A run of records:
*****
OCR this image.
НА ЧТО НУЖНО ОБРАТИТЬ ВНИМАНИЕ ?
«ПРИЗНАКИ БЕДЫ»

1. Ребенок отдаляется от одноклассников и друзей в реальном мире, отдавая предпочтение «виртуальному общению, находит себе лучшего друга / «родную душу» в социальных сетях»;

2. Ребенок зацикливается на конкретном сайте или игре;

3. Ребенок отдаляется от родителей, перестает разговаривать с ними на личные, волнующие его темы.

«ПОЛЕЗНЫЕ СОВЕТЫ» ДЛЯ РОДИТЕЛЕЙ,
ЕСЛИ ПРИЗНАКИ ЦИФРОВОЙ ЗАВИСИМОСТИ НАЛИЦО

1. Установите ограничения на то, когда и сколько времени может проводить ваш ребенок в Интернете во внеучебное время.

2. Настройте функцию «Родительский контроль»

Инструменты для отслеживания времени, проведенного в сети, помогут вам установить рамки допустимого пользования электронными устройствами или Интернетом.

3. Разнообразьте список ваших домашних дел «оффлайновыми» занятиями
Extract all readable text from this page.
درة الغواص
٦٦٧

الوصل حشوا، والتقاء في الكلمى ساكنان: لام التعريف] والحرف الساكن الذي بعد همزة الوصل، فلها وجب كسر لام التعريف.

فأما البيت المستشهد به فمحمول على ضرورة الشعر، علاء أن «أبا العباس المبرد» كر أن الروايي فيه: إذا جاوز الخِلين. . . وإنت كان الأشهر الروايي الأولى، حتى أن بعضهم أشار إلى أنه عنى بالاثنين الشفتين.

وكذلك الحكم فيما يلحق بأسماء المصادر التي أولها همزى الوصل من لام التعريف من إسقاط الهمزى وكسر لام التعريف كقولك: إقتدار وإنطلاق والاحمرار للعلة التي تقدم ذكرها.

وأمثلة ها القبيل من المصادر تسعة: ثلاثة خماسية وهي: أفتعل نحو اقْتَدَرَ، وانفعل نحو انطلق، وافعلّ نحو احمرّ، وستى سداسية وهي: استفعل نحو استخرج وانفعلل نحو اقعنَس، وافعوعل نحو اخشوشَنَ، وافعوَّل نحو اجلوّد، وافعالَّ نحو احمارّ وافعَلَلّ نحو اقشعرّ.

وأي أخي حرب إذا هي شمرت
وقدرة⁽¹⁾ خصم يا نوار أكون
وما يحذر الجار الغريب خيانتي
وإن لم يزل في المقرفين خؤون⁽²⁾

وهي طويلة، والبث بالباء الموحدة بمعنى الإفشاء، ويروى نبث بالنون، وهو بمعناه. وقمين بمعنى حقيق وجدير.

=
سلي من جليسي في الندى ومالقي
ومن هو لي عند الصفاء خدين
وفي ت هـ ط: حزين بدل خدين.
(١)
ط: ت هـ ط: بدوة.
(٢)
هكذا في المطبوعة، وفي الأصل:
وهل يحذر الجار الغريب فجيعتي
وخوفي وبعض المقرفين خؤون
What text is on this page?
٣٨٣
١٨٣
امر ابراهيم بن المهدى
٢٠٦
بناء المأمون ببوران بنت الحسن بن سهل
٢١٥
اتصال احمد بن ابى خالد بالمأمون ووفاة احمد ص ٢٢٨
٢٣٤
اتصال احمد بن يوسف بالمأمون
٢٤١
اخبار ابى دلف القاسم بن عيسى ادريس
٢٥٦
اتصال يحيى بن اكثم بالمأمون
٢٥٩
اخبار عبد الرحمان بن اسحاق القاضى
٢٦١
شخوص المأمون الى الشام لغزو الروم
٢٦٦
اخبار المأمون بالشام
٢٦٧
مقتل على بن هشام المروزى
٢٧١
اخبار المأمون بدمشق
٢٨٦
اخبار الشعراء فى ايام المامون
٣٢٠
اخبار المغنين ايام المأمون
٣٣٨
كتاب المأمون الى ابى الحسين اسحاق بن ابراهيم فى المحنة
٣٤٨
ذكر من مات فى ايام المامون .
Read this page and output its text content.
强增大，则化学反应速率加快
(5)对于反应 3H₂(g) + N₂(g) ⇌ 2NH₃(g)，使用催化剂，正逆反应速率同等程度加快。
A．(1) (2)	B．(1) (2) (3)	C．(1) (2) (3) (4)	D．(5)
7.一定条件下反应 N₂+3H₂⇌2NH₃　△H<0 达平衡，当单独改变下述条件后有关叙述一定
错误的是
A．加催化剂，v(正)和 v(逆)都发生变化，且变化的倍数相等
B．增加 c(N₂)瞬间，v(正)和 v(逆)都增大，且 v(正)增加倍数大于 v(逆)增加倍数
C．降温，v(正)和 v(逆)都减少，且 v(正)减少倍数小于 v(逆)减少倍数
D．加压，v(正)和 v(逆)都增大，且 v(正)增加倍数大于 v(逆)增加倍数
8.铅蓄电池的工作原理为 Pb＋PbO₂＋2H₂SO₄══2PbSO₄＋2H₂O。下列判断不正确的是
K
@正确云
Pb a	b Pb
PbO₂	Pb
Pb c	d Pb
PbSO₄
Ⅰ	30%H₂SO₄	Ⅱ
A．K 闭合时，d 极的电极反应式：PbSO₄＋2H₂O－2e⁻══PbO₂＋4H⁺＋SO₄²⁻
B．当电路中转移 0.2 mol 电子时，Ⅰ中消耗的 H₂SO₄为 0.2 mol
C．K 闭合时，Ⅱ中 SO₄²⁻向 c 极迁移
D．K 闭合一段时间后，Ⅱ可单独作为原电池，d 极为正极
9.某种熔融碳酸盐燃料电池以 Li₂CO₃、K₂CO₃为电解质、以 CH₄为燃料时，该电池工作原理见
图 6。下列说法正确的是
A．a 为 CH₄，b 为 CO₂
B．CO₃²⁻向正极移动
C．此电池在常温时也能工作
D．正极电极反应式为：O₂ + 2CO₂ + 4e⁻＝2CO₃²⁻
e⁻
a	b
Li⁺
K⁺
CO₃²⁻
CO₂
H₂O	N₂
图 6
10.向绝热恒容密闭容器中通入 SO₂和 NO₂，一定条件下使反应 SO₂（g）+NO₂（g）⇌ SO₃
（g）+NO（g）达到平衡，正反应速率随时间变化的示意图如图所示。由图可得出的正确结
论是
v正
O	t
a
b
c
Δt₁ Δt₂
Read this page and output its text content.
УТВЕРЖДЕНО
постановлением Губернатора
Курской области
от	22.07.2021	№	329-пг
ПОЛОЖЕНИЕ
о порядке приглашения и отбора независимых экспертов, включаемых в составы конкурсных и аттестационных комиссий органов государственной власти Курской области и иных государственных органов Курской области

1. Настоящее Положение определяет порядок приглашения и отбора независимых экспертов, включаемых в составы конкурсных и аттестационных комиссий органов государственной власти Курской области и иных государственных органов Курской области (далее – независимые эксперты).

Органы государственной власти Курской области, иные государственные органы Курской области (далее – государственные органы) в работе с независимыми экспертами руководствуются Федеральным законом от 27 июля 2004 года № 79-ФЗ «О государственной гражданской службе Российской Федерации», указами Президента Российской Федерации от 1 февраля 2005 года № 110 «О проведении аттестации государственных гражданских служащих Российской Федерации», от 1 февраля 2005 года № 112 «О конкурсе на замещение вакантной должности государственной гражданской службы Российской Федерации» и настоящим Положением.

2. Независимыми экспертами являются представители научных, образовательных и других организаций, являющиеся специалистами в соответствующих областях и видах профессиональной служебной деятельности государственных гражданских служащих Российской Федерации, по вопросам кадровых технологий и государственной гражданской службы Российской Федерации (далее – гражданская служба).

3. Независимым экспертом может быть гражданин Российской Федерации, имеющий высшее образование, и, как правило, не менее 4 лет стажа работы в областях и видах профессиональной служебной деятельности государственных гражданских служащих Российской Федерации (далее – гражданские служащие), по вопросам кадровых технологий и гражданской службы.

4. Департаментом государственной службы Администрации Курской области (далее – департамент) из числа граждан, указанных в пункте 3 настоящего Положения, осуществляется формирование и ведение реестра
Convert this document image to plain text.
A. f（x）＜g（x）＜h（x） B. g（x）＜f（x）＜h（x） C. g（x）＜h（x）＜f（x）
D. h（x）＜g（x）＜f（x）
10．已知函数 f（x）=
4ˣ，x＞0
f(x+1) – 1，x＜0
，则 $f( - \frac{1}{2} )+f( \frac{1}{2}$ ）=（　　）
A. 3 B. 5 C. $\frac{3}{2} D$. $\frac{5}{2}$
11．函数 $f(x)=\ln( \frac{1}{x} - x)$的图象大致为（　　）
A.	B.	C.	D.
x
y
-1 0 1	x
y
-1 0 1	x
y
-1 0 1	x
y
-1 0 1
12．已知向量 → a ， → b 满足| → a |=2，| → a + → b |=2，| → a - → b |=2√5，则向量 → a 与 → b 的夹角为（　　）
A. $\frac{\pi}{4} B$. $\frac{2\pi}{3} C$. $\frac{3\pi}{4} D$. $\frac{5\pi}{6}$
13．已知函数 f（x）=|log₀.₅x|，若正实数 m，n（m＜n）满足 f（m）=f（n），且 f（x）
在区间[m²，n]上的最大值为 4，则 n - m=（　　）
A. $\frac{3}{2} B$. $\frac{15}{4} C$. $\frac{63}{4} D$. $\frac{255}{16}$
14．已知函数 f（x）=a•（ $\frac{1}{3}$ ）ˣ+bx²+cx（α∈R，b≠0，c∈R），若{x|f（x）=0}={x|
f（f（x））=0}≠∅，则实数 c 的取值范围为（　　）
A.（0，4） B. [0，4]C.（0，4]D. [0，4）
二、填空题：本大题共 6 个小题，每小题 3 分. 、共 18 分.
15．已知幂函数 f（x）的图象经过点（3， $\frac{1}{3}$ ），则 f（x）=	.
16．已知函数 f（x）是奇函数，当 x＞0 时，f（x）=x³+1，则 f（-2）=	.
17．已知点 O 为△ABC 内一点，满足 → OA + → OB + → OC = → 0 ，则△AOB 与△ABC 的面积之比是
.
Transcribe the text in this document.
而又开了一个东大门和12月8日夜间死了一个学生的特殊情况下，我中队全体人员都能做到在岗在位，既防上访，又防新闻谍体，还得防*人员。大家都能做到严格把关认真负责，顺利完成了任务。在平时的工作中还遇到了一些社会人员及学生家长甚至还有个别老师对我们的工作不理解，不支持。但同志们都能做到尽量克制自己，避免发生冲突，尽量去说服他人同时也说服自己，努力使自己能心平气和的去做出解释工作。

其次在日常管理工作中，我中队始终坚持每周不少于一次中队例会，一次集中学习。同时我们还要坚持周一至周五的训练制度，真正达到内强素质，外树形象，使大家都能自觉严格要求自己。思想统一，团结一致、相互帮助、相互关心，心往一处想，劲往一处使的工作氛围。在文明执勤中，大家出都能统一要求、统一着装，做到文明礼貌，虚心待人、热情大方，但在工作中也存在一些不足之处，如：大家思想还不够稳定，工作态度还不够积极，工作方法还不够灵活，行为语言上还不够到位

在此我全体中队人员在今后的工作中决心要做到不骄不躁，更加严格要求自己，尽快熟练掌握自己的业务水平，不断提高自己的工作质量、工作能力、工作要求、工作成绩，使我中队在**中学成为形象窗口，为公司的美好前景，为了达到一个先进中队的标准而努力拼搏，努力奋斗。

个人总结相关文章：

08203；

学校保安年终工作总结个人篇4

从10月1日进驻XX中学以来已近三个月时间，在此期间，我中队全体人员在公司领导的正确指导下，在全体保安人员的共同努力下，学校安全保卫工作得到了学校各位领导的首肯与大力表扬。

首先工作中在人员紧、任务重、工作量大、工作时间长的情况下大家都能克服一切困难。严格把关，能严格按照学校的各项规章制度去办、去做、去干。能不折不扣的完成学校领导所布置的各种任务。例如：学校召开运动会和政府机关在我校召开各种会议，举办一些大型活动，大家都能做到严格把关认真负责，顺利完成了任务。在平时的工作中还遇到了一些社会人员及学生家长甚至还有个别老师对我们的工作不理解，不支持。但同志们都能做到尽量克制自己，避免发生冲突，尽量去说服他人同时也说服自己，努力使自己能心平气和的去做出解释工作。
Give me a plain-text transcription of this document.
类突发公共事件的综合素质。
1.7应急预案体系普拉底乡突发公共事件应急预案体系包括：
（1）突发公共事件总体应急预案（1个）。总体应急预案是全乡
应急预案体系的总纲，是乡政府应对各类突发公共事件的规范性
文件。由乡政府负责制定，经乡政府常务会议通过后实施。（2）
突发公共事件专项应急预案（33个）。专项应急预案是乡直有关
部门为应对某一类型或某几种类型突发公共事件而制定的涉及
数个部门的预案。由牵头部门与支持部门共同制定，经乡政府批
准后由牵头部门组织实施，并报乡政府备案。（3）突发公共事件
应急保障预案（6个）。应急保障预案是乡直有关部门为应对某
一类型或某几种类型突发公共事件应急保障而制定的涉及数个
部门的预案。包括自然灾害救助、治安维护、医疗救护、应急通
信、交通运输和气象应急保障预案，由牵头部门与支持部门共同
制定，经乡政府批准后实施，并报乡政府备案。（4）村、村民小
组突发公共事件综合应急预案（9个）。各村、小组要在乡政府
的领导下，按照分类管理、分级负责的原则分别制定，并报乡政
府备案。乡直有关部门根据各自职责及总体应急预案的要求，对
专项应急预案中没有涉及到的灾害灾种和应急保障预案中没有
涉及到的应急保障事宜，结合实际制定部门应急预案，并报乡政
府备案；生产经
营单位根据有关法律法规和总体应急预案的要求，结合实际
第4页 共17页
*****
What is asked:
Which lines contain "image"? Show each of them.

Result of the task:
OCR this image.
Convert this document image to plain text.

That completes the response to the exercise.